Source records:
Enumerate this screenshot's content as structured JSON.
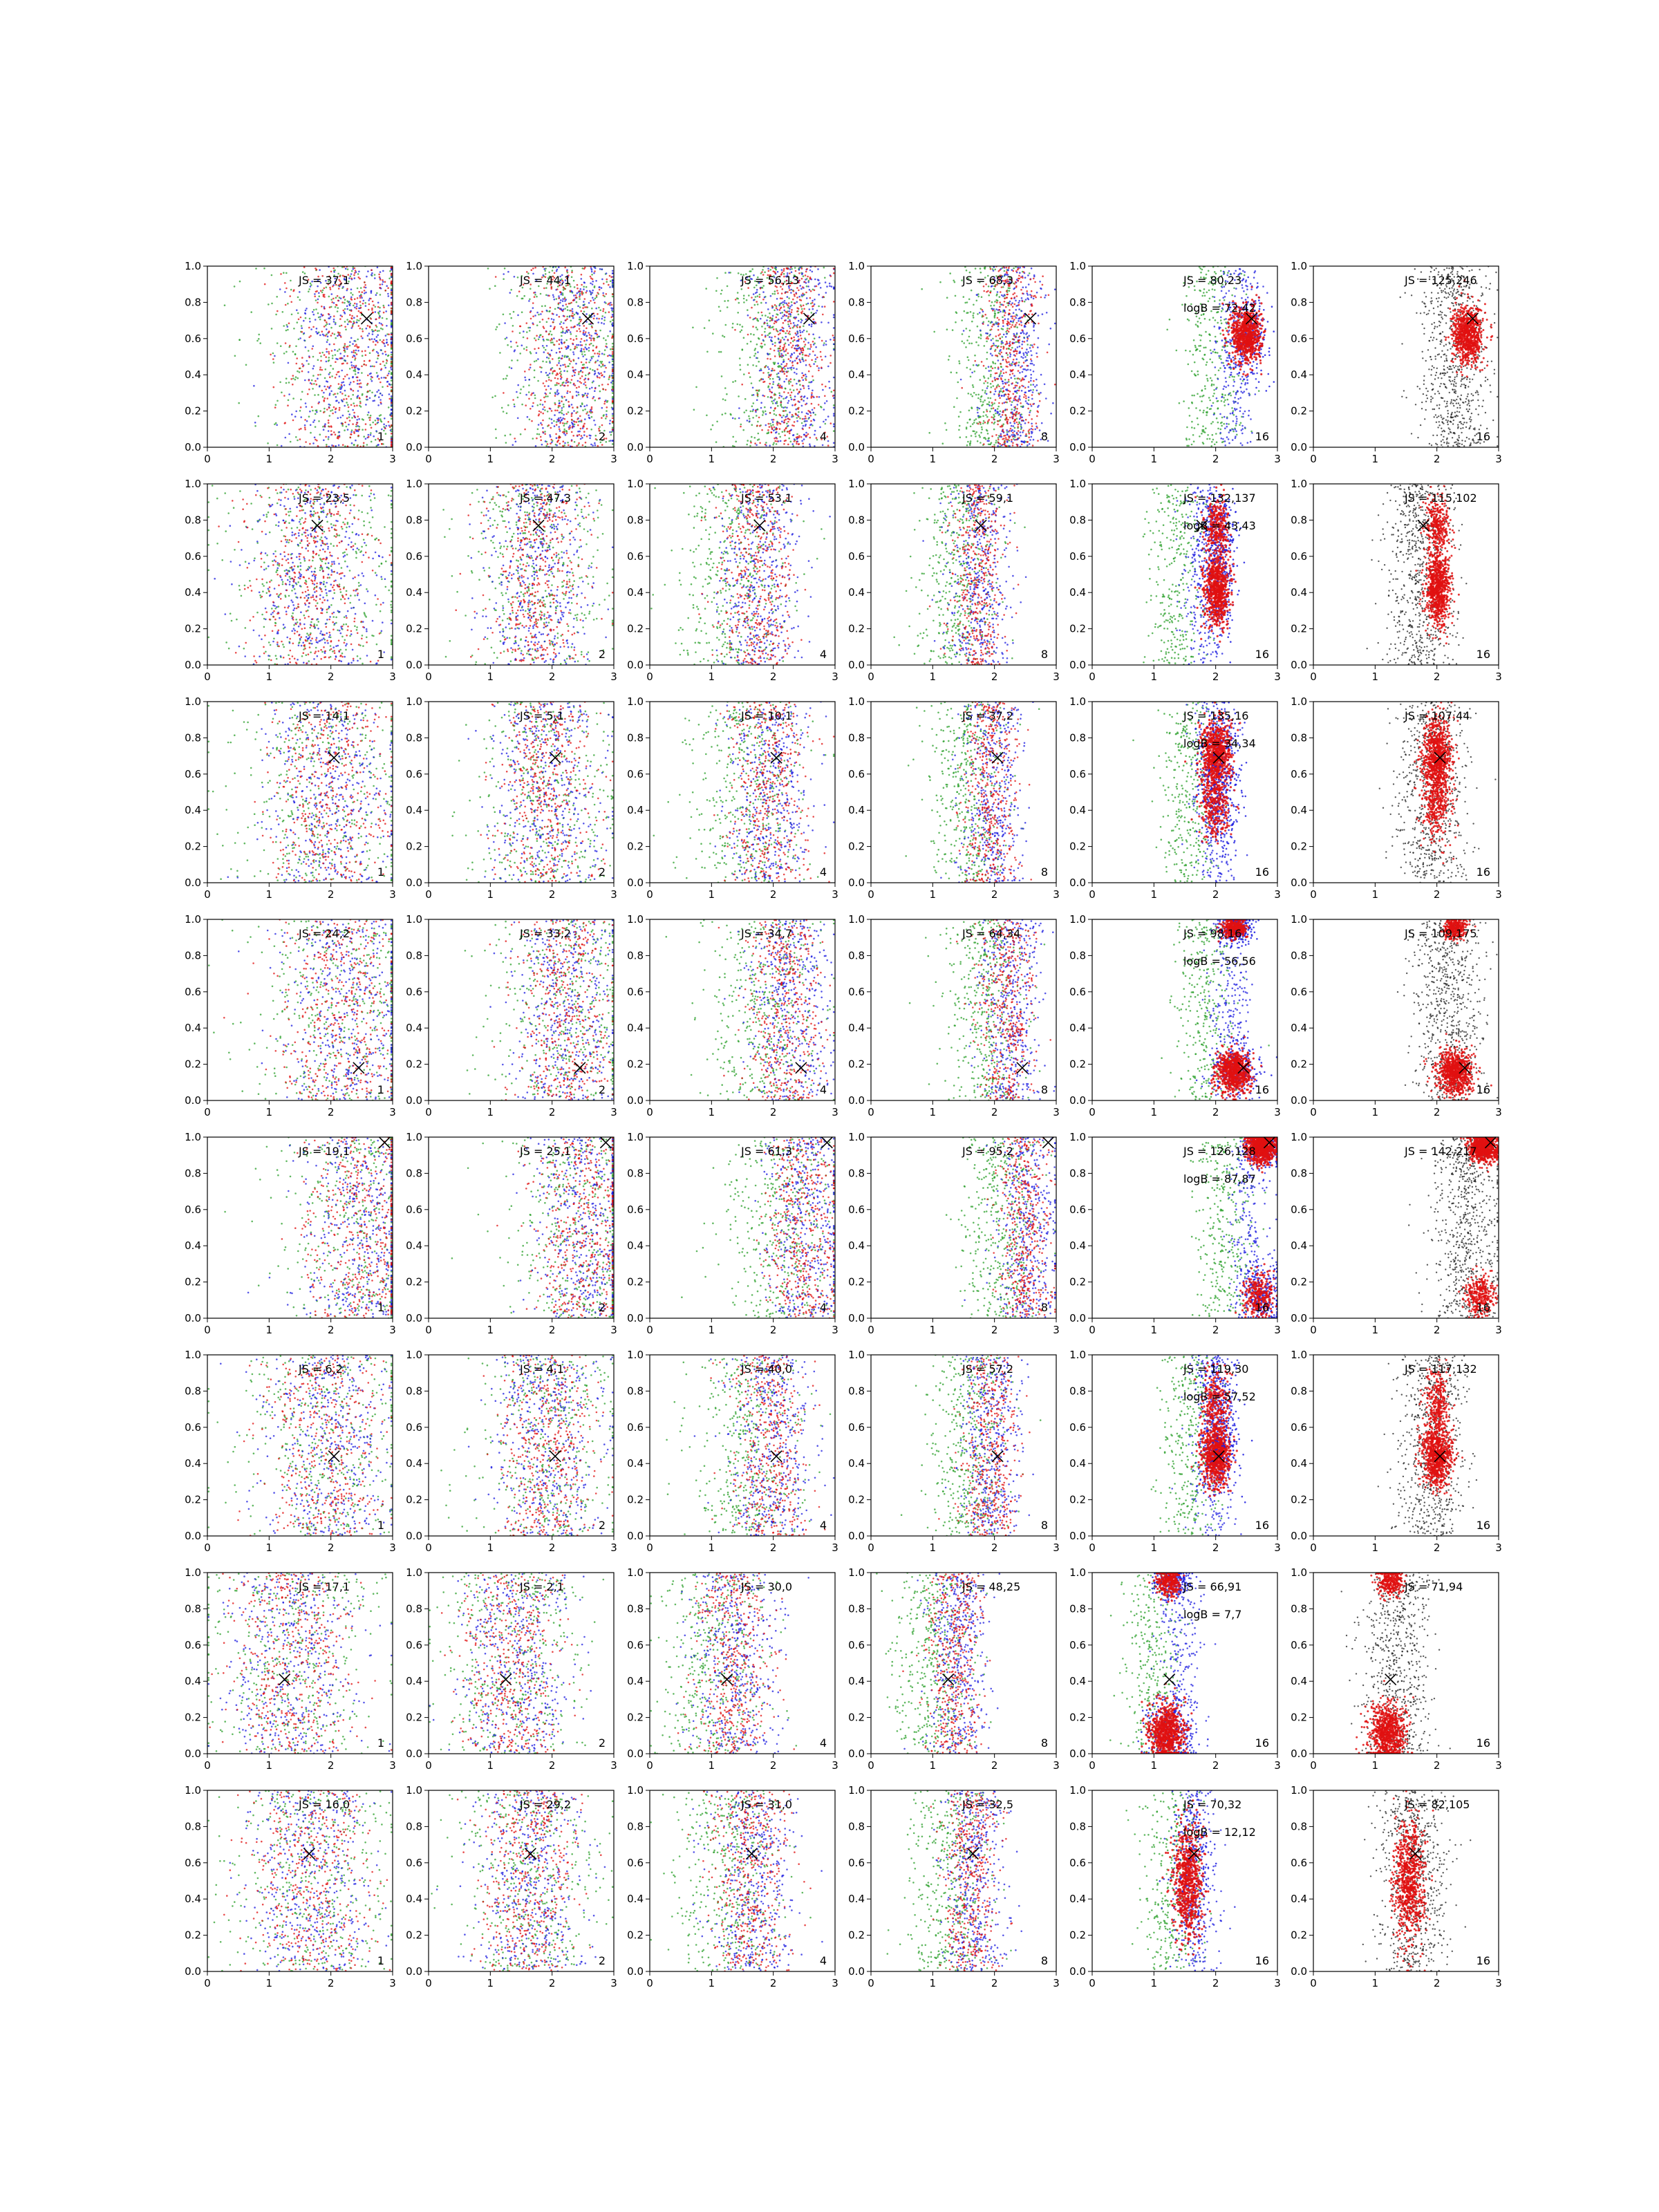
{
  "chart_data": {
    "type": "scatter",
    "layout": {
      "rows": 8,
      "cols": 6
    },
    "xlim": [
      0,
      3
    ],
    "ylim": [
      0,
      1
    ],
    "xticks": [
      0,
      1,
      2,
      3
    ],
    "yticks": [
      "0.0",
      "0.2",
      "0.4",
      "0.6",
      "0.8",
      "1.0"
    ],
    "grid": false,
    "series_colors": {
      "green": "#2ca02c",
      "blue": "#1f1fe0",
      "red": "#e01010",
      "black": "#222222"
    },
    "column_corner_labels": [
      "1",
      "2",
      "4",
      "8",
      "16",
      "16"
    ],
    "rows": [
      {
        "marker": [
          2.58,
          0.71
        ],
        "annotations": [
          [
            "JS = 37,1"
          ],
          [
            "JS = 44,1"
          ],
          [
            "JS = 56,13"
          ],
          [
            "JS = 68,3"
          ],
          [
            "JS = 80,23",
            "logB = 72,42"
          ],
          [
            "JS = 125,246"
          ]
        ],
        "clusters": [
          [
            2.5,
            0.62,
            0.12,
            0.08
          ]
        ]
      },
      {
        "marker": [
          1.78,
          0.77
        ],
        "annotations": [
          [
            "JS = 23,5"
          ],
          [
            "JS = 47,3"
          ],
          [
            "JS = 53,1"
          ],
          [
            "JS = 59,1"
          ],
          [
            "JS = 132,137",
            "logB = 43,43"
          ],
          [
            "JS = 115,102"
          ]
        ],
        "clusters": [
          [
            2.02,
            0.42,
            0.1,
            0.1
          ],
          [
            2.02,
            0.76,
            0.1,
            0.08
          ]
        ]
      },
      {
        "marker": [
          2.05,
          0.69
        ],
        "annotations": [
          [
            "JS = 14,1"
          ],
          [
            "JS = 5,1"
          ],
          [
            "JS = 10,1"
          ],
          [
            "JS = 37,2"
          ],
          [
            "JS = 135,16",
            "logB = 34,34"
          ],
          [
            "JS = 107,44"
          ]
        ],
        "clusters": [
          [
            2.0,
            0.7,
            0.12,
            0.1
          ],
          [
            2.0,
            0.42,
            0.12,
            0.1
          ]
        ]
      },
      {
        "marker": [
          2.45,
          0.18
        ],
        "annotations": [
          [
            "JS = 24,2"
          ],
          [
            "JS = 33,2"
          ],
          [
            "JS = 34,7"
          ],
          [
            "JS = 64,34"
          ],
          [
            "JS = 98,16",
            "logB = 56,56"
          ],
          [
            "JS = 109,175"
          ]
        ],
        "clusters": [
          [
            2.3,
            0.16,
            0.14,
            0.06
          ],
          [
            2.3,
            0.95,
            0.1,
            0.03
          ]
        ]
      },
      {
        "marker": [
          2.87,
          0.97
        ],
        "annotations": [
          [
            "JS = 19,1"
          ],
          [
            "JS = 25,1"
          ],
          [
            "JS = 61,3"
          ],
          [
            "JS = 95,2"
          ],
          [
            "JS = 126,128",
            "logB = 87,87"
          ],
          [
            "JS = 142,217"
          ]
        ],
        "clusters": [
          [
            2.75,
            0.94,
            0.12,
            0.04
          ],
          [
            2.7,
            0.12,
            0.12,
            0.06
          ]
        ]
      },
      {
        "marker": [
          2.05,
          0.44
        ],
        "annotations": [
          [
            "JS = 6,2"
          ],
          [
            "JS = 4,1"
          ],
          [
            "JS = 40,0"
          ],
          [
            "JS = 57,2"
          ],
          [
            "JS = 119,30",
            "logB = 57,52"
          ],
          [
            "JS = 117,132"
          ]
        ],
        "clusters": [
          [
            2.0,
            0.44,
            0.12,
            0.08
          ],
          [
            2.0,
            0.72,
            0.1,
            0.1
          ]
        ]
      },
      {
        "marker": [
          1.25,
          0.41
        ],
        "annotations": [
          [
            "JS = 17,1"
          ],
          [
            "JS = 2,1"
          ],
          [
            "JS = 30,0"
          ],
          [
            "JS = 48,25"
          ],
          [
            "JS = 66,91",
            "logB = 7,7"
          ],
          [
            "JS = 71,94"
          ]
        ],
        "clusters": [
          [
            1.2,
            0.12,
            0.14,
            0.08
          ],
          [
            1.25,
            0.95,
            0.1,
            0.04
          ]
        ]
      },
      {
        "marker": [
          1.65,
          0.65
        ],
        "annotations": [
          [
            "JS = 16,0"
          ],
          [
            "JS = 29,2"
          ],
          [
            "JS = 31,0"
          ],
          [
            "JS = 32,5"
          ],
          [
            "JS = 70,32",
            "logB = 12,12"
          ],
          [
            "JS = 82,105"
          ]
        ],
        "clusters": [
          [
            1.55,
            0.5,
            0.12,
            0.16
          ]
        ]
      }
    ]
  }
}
...
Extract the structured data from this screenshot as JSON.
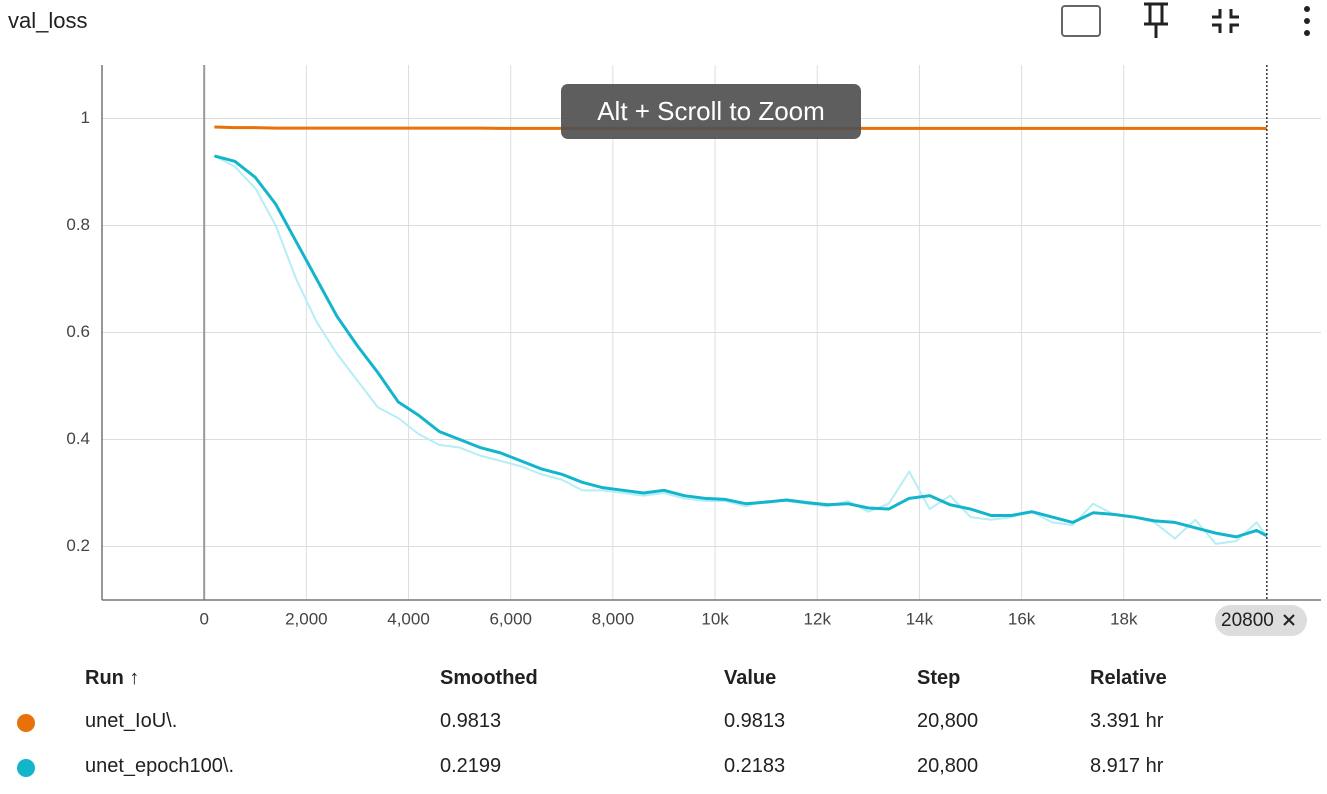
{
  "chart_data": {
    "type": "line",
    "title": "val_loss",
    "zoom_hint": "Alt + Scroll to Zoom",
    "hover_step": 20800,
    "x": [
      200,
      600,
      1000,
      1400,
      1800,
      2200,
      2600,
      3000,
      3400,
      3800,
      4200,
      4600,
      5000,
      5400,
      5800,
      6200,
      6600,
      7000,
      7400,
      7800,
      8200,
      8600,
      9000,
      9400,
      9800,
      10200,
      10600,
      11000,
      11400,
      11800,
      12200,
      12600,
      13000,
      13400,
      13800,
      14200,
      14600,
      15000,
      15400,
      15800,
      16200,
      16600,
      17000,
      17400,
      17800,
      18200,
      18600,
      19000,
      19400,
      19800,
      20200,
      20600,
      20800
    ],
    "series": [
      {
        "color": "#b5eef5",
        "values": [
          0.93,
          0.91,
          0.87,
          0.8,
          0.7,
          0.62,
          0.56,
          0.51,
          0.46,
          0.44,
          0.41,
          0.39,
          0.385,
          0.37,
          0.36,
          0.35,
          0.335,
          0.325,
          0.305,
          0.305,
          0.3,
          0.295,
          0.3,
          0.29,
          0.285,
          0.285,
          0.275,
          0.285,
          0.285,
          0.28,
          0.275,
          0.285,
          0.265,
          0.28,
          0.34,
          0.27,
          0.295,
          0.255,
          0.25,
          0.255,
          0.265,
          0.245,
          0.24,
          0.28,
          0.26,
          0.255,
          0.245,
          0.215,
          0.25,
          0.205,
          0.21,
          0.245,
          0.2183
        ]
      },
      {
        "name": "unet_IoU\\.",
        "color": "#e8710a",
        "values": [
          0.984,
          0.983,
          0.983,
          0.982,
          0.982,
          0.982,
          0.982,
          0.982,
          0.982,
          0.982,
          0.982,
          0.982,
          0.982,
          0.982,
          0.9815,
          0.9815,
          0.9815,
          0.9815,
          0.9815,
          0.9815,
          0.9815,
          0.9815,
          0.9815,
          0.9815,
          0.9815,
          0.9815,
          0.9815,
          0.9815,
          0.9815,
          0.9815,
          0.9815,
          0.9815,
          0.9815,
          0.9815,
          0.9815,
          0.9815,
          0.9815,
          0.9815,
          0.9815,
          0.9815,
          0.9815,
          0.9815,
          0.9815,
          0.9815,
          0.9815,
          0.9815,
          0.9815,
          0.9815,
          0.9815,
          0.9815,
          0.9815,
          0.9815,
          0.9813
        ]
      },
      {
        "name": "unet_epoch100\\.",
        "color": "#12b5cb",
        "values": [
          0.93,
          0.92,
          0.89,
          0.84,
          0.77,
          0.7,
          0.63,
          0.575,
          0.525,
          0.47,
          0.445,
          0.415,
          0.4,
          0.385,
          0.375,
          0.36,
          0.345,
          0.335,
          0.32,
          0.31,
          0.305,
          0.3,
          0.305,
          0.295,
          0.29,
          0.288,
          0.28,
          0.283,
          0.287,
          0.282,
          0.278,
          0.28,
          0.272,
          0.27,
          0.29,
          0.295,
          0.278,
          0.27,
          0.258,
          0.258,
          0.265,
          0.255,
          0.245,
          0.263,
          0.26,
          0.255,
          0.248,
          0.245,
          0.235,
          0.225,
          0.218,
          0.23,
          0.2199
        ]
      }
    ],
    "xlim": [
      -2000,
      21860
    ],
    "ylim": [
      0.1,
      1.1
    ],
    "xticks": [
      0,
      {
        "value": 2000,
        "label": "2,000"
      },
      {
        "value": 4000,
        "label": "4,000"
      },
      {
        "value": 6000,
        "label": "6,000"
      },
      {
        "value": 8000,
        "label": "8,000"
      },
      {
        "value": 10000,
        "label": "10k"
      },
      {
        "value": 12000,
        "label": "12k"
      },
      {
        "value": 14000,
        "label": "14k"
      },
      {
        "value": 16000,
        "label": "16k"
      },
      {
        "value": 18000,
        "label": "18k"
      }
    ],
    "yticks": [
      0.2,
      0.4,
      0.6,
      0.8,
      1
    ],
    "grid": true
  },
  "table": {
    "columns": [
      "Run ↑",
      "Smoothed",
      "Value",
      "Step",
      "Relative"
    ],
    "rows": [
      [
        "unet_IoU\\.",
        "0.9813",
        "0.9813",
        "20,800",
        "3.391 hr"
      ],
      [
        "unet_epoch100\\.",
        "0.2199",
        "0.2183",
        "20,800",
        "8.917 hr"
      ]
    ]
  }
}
...
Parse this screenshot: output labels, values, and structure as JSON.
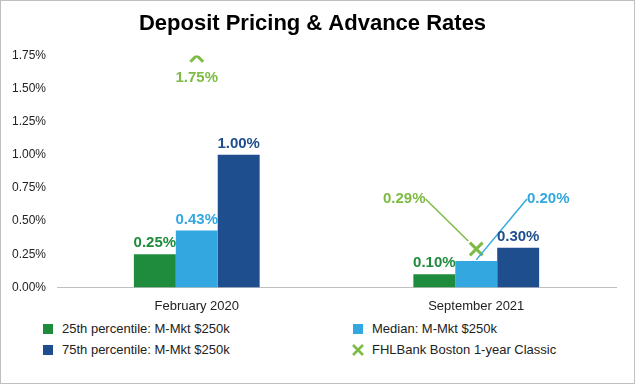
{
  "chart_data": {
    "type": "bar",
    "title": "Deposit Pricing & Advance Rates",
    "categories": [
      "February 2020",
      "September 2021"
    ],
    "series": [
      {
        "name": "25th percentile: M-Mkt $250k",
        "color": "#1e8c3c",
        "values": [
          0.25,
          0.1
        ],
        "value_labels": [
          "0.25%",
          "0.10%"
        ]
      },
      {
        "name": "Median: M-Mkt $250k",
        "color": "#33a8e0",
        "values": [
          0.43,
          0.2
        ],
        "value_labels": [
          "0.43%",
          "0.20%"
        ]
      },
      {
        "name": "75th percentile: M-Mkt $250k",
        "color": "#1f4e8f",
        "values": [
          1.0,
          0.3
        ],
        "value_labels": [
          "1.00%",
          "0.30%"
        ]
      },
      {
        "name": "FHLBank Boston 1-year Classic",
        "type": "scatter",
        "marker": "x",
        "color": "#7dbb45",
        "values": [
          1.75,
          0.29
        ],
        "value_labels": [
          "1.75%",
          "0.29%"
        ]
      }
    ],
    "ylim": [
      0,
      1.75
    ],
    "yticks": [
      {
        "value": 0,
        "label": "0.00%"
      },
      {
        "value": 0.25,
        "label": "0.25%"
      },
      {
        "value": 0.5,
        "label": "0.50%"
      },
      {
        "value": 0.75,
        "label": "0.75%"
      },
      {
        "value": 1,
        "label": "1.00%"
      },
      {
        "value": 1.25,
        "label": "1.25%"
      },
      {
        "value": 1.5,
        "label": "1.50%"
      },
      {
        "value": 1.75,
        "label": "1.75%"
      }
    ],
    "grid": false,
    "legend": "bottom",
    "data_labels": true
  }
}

What you are asked to do:
Give only the number of lines that include the word "screenshot".

Exercise answer:
3